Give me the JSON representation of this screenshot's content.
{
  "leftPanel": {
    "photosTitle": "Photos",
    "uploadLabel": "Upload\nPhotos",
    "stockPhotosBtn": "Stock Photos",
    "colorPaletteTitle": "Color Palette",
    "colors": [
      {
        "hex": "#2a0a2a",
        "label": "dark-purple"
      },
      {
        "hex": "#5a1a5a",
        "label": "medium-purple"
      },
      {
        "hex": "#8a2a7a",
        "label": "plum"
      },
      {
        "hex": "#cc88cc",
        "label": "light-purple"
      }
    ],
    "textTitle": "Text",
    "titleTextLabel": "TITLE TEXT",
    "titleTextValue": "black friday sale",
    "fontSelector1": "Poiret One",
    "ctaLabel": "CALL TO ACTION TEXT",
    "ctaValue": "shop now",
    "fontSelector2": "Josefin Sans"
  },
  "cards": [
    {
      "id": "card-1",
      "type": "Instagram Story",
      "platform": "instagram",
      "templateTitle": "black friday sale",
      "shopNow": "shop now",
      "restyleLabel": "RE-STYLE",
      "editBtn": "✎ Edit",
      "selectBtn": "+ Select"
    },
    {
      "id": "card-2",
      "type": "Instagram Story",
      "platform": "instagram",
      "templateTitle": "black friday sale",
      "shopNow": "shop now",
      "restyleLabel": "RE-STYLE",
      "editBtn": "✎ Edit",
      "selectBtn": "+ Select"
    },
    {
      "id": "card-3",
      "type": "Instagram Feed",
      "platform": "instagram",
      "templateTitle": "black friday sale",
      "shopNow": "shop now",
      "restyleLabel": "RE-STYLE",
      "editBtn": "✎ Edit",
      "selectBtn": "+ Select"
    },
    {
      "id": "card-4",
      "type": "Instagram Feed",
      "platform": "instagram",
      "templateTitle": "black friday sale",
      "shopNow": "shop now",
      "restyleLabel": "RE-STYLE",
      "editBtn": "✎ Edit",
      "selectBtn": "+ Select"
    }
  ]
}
● ● ●
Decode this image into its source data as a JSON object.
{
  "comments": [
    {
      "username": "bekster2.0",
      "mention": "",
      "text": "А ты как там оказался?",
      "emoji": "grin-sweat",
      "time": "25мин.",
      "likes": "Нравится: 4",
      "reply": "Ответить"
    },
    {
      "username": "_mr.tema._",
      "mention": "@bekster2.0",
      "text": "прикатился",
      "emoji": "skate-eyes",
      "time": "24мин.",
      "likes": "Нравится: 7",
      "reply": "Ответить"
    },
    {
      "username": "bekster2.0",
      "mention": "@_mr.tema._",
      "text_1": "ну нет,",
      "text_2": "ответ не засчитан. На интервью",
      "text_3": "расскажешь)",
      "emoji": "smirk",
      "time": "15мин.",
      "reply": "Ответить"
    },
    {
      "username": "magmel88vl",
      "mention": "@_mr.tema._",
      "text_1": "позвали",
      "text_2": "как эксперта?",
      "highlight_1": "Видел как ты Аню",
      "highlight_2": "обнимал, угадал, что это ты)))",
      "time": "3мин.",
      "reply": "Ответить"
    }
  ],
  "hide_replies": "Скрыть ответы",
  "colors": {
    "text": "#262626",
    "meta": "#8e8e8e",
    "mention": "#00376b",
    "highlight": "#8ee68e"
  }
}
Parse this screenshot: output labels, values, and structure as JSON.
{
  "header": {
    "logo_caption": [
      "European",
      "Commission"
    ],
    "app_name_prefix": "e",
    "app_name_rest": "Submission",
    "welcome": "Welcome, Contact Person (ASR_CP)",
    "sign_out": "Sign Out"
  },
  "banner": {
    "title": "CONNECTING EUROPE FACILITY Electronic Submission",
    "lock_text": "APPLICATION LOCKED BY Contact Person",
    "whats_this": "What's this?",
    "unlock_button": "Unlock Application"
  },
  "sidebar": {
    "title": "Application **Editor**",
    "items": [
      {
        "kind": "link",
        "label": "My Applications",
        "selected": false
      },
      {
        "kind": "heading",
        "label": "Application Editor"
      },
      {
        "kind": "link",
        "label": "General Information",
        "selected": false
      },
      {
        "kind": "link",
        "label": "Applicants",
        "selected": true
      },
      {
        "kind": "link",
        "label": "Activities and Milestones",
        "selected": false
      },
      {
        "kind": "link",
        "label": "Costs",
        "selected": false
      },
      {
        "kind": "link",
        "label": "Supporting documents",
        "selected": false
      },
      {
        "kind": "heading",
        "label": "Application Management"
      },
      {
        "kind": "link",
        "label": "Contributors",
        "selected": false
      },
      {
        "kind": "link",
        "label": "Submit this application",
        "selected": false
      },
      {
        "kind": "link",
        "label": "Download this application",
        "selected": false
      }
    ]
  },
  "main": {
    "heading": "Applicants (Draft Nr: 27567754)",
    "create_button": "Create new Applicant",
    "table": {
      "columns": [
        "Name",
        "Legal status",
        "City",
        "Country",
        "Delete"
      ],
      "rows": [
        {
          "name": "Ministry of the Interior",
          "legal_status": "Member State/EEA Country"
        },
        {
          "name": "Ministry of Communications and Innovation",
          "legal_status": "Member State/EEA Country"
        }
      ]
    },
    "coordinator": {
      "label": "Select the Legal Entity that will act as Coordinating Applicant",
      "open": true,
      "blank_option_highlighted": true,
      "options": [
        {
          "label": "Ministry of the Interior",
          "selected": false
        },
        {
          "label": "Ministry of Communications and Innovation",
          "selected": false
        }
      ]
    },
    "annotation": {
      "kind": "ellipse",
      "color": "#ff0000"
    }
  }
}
● ● ●
**PROMPT**
Go through the records and pull out each line that includes the word "JSON".

**SOLVED PROBLEM**
Give me the JSON representation of this screenshot's content.
Decode this image into its source data as a JSON object.
Parse this screenshot: output labels, values, and structure as JSON.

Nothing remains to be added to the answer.